Render the stretch of the listing from its first line through the line containing "- engine-evaluation-box: White" as a JSON list of strings, one string per line, with blank lines omitted.

— BEGIN —

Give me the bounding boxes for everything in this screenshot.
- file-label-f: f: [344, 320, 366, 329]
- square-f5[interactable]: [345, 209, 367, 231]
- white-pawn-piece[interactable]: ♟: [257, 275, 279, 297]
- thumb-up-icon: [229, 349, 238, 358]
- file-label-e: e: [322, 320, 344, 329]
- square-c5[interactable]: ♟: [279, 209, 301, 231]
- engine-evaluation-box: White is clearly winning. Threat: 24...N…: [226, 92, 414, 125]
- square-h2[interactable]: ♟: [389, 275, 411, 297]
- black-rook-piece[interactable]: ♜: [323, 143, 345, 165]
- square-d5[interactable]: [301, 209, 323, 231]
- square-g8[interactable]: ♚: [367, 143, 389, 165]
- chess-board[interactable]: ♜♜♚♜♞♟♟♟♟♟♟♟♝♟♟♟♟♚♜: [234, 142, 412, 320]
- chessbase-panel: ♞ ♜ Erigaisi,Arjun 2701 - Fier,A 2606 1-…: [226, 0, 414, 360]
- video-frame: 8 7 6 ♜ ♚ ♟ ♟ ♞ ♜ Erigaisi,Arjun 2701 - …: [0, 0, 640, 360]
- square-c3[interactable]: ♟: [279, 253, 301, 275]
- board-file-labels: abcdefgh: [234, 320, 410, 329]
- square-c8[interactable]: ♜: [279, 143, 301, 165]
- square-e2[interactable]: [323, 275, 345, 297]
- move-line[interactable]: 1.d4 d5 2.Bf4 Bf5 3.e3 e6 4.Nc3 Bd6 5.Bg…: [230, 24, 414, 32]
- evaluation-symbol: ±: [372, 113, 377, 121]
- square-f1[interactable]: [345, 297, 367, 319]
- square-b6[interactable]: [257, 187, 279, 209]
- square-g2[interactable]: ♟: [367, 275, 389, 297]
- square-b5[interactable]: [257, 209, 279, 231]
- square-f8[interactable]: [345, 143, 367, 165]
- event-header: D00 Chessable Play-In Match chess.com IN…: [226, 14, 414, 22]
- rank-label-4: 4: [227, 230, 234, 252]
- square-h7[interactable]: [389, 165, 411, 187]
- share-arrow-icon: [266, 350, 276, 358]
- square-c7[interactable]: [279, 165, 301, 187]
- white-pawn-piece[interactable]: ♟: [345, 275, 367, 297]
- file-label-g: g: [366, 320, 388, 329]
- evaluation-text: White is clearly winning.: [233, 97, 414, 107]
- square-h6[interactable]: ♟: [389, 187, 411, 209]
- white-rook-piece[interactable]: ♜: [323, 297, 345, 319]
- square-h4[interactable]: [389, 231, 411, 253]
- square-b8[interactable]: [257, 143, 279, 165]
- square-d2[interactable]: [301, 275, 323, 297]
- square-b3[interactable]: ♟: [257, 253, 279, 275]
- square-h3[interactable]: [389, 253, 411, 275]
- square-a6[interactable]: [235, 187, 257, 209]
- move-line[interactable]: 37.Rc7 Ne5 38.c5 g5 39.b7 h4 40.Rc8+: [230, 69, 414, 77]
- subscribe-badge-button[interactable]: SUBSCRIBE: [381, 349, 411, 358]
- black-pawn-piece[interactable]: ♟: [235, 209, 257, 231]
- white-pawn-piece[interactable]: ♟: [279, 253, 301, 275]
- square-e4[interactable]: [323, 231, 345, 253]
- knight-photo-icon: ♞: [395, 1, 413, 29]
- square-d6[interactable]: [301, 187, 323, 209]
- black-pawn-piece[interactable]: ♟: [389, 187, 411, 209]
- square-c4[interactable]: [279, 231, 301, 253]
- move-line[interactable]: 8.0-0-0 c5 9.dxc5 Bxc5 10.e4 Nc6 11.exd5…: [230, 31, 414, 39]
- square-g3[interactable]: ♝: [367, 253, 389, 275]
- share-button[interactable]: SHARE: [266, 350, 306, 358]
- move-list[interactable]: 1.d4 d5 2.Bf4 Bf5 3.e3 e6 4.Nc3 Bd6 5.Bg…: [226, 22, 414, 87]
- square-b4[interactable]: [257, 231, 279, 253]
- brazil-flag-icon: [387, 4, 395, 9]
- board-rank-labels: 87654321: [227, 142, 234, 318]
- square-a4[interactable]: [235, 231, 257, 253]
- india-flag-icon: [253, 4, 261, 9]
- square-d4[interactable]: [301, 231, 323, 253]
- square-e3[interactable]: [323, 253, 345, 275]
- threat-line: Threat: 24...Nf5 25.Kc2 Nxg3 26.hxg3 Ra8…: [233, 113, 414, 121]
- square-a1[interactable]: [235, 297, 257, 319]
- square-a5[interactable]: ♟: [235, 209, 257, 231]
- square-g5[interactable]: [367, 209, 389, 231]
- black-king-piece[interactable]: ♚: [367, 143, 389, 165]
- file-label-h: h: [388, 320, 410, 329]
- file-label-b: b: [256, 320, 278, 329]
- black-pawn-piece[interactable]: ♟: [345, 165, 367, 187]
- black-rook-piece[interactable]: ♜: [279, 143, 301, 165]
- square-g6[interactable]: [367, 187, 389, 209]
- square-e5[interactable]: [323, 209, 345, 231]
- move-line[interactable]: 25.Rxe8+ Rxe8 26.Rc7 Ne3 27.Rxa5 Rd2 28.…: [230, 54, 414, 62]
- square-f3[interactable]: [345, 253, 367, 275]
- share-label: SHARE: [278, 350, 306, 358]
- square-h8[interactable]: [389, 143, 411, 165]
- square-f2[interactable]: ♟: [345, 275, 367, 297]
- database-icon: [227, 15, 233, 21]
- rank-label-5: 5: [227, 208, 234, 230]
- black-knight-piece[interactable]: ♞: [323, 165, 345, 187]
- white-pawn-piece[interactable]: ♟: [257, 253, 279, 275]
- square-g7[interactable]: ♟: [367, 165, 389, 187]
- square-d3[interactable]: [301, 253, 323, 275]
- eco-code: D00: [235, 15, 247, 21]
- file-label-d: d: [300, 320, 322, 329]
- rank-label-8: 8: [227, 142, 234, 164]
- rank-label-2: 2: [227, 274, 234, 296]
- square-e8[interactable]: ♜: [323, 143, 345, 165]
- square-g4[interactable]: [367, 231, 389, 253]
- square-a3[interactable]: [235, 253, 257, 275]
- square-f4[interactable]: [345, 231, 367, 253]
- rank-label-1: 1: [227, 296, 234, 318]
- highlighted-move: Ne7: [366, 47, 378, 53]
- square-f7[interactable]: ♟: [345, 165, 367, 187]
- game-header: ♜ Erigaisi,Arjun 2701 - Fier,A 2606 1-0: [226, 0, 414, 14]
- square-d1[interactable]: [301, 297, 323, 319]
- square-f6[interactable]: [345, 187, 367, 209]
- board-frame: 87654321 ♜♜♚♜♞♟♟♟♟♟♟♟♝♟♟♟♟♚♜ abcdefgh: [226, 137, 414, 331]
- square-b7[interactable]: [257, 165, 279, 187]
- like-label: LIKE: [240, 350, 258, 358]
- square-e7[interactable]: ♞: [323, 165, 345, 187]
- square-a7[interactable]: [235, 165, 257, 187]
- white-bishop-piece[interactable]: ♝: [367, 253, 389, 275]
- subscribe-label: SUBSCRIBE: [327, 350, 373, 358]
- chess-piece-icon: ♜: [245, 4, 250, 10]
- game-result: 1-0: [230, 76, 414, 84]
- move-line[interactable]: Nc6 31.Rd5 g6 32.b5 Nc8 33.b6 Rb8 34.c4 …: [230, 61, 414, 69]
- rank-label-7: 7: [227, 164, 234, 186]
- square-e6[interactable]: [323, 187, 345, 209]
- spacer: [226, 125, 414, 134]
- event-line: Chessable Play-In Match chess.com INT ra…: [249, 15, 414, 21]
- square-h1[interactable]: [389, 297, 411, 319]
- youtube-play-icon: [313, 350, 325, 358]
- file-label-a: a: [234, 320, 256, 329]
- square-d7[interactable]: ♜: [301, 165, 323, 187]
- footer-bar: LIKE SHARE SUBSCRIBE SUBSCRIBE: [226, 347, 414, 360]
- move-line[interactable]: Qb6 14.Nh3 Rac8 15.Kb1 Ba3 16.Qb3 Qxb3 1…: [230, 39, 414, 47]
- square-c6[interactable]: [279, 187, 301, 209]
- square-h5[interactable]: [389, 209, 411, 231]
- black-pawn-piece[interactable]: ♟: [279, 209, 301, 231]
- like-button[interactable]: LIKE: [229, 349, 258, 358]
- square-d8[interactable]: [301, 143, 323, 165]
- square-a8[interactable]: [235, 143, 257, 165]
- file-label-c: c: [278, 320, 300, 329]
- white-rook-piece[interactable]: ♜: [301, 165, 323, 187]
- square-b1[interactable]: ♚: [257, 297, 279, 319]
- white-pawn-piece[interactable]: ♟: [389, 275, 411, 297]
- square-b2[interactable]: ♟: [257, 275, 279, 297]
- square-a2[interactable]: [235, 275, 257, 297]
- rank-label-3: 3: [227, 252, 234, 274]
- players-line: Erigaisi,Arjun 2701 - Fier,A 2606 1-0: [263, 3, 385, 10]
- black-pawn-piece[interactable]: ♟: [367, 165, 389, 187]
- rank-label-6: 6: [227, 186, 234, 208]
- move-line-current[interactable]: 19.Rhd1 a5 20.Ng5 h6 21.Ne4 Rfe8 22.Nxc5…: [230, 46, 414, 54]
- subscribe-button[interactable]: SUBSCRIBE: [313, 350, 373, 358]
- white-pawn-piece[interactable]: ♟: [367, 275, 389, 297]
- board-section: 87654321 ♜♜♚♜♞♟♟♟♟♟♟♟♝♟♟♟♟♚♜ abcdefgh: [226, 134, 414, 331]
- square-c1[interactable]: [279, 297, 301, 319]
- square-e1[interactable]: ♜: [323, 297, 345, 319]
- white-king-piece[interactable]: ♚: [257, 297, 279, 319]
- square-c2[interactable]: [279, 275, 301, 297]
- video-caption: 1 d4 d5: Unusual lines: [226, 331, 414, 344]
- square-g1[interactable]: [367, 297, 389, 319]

— END —

Correct response -
[
  "Give me the bounding boxes for everything in this screenshot.",
  "- file-label-f: f: [344, 320, 366, 329]",
  "- square-f5[interactable]: [345, 209, 367, 231]",
  "- white-pawn-piece[interactable]: ♟: [257, 275, 279, 297]",
  "- thumb-up-icon: [229, 349, 238, 358]",
  "- file-label-e: e: [322, 320, 344, 329]",
  "- square-c5[interactable]: ♟: [279, 209, 301, 231]",
  "- engine-evaluation-box: White is clearly winning. Threat: 24...N…: [226, 92, 414, 125]"
]